**GIVEN PROBLEM:** Leave out any pictures and transcribe all other data below exactly.

[Data extracted from a collection]
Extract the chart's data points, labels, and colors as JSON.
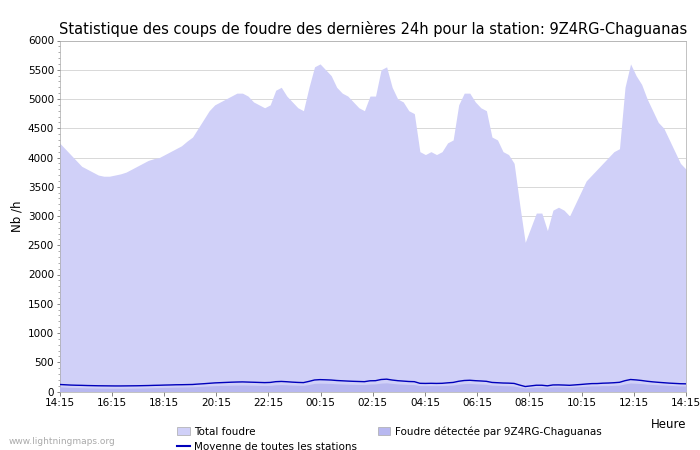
{
  "title": "Statistique des coups de foudre des dernières 24h pour la station: 9Z4RG-Chaguanas",
  "xlabel": "Heure",
  "ylabel": "Nb /h",
  "xtick_labels": [
    "14:15",
    "16:15",
    "18:15",
    "20:15",
    "22:15",
    "00:15",
    "02:15",
    "04:15",
    "06:15",
    "08:15",
    "10:15",
    "12:15",
    "14:15"
  ],
  "ylim": [
    0,
    6000
  ],
  "yticks": [
    0,
    500,
    1000,
    1500,
    2000,
    2500,
    3000,
    3500,
    4000,
    4500,
    5000,
    5500,
    6000
  ],
  "fill_color_total": "#d0d0f8",
  "fill_color_station": "#b8b8f0",
  "line_color_mean": "#0000bb",
  "background_color": "#ffffff",
  "plot_bg_color": "#ffffff",
  "grid_color": "#d8d8d8",
  "watermark": "www.lightningmaps.org",
  "title_fontsize": 10.5,
  "total_foudre": [
    4250,
    4150,
    4050,
    3950,
    3850,
    3800,
    3750,
    3700,
    3680,
    3680,
    3700,
    3720,
    3750,
    3800,
    3850,
    3900,
    3950,
    3980,
    4000,
    4050,
    4100,
    4150,
    4200,
    4280,
    4350,
    4500,
    4650,
    4800,
    4900,
    4950,
    5000,
    5050,
    5100,
    5100,
    5050,
    4950,
    4900,
    4850,
    4900,
    5150,
    5200,
    5050,
    4950,
    4850,
    4800,
    5200,
    5550,
    5600,
    5500,
    5400,
    5200,
    5100,
    5050,
    4950,
    4850,
    4800,
    5050,
    5050,
    5500,
    5550,
    5200,
    5000,
    4950,
    4800,
    4750,
    4100,
    4050,
    4100,
    4050,
    4100,
    4250,
    4300,
    4900,
    5100,
    5100,
    4950,
    4850,
    4800,
    4350,
    4300,
    4100,
    4050,
    3900,
    3200,
    2550,
    2800,
    3050,
    3050,
    2750,
    3100,
    3150,
    3100,
    3000,
    3200,
    3400,
    3600,
    3700,
    3800,
    3900,
    4000,
    4100,
    4150,
    5200,
    5600,
    5400,
    5250,
    5000,
    4800,
    4600,
    4500,
    4300,
    4100,
    3900,
    3800
  ],
  "station_foudre": [
    80,
    75,
    70,
    68,
    65,
    62,
    60,
    58,
    57,
    56,
    55,
    55,
    56,
    57,
    58,
    60,
    62,
    65,
    67,
    70,
    72,
    75,
    76,
    78,
    80,
    85,
    90,
    95,
    100,
    103,
    105,
    108,
    110,
    112,
    110,
    108,
    105,
    103,
    105,
    115,
    118,
    115,
    110,
    107,
    105,
    120,
    138,
    142,
    140,
    137,
    132,
    128,
    125,
    122,
    120,
    118,
    128,
    130,
    143,
    148,
    138,
    130,
    125,
    120,
    118,
    100,
    100,
    100,
    100,
    100,
    105,
    110,
    125,
    135,
    138,
    132,
    128,
    123,
    108,
    105,
    100,
    98,
    93,
    75,
    60,
    68,
    75,
    75,
    70,
    80,
    80,
    78,
    75,
    80,
    85,
    90,
    95,
    95,
    100,
    100,
    105,
    110,
    130,
    145,
    140,
    135,
    125,
    120,
    115,
    110,
    105,
    100,
    95,
    95
  ],
  "mean_line": [
    120,
    115,
    110,
    107,
    105,
    102,
    100,
    98,
    97,
    96,
    95,
    95,
    96,
    97,
    98,
    100,
    102,
    105,
    107,
    110,
    112,
    115,
    116,
    118,
    120,
    127,
    133,
    140,
    147,
    151,
    155,
    159,
    162,
    164,
    161,
    158,
    155,
    152,
    155,
    168,
    172,
    167,
    160,
    155,
    152,
    173,
    197,
    203,
    200,
    196,
    188,
    183,
    178,
    174,
    171,
    168,
    183,
    185,
    205,
    211,
    196,
    185,
    178,
    171,
    168,
    140,
    138,
    140,
    138,
    140,
    148,
    155,
    175,
    188,
    192,
    185,
    180,
    174,
    155,
    150,
    145,
    143,
    138,
    110,
    85,
    96,
    107,
    107,
    97,
    112,
    113,
    110,
    106,
    113,
    120,
    128,
    135,
    136,
    142,
    145,
    150,
    157,
    185,
    205,
    198,
    188,
    175,
    165,
    157,
    150,
    143,
    138,
    133,
    131
  ]
}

**TASK RESULT:**
Extract the chart's data points, labels, and colors as JSON.
{
  "title": "Statistique des coups de foudre des dernières 24h pour la station: 9Z4RG-Chaguanas",
  "xlabel": "Heure",
  "ylabel": "Nb /h",
  "xtick_labels": [
    "14:15",
    "16:15",
    "18:15",
    "20:15",
    "22:15",
    "00:15",
    "02:15",
    "04:15",
    "06:15",
    "08:15",
    "10:15",
    "12:15",
    "14:15"
  ],
  "ylim": [
    0,
    6000
  ],
  "yticks": [
    0,
    500,
    1000,
    1500,
    2000,
    2500,
    3000,
    3500,
    4000,
    4500,
    5000,
    5500,
    6000
  ],
  "fill_color_total": "#d0d0f8",
  "fill_color_station": "#b8b8f0",
  "line_color_mean": "#0000bb",
  "background_color": "#ffffff",
  "plot_bg_color": "#ffffff",
  "grid_color": "#d8d8d8",
  "watermark": "www.lightningmaps.org",
  "title_fontsize": 10.5,
  "total_foudre": [
    4250,
    4150,
    4050,
    3950,
    3850,
    3800,
    3750,
    3700,
    3680,
    3680,
    3700,
    3720,
    3750,
    3800,
    3850,
    3900,
    3950,
    3980,
    4000,
    4050,
    4100,
    4150,
    4200,
    4280,
    4350,
    4500,
    4650,
    4800,
    4900,
    4950,
    5000,
    5050,
    5100,
    5100,
    5050,
    4950,
    4900,
    4850,
    4900,
    5150,
    5200,
    5050,
    4950,
    4850,
    4800,
    5200,
    5550,
    5600,
    5500,
    5400,
    5200,
    5100,
    5050,
    4950,
    4850,
    4800,
    5050,
    5050,
    5500,
    5550,
    5200,
    5000,
    4950,
    4800,
    4750,
    4100,
    4050,
    4100,
    4050,
    4100,
    4250,
    4300,
    4900,
    5100,
    5100,
    4950,
    4850,
    4800,
    4350,
    4300,
    4100,
    4050,
    3900,
    3200,
    2550,
    2800,
    3050,
    3050,
    2750,
    3100,
    3150,
    3100,
    3000,
    3200,
    3400,
    3600,
    3700,
    3800,
    3900,
    4000,
    4100,
    4150,
    5200,
    5600,
    5400,
    5250,
    5000,
    4800,
    4600,
    4500,
    4300,
    4100,
    3900,
    3800
  ],
  "station_foudre": [
    80,
    75,
    70,
    68,
    65,
    62,
    60,
    58,
    57,
    56,
    55,
    55,
    56,
    57,
    58,
    60,
    62,
    65,
    67,
    70,
    72,
    75,
    76,
    78,
    80,
    85,
    90,
    95,
    100,
    103,
    105,
    108,
    110,
    112,
    110,
    108,
    105,
    103,
    105,
    115,
    118,
    115,
    110,
    107,
    105,
    120,
    138,
    142,
    140,
    137,
    132,
    128,
    125,
    122,
    120,
    118,
    128,
    130,
    143,
    148,
    138,
    130,
    125,
    120,
    118,
    100,
    100,
    100,
    100,
    100,
    105,
    110,
    125,
    135,
    138,
    132,
    128,
    123,
    108,
    105,
    100,
    98,
    93,
    75,
    60,
    68,
    75,
    75,
    70,
    80,
    80,
    78,
    75,
    80,
    85,
    90,
    95,
    95,
    100,
    100,
    105,
    110,
    130,
    145,
    140,
    135,
    125,
    120,
    115,
    110,
    105,
    100,
    95,
    95
  ],
  "mean_line": [
    120,
    115,
    110,
    107,
    105,
    102,
    100,
    98,
    97,
    96,
    95,
    95,
    96,
    97,
    98,
    100,
    102,
    105,
    107,
    110,
    112,
    115,
    116,
    118,
    120,
    127,
    133,
    140,
    147,
    151,
    155,
    159,
    162,
    164,
    161,
    158,
    155,
    152,
    155,
    168,
    172,
    167,
    160,
    155,
    152,
    173,
    197,
    203,
    200,
    196,
    188,
    183,
    178,
    174,
    171,
    168,
    183,
    185,
    205,
    211,
    196,
    185,
    178,
    171,
    168,
    140,
    138,
    140,
    138,
    140,
    148,
    155,
    175,
    188,
    192,
    185,
    180,
    174,
    155,
    150,
    145,
    143,
    138,
    110,
    85,
    96,
    107,
    107,
    97,
    112,
    113,
    110,
    106,
    113,
    120,
    128,
    135,
    136,
    142,
    145,
    150,
    157,
    185,
    205,
    198,
    188,
    175,
    165,
    157,
    150,
    143,
    138,
    133,
    131
  ]
}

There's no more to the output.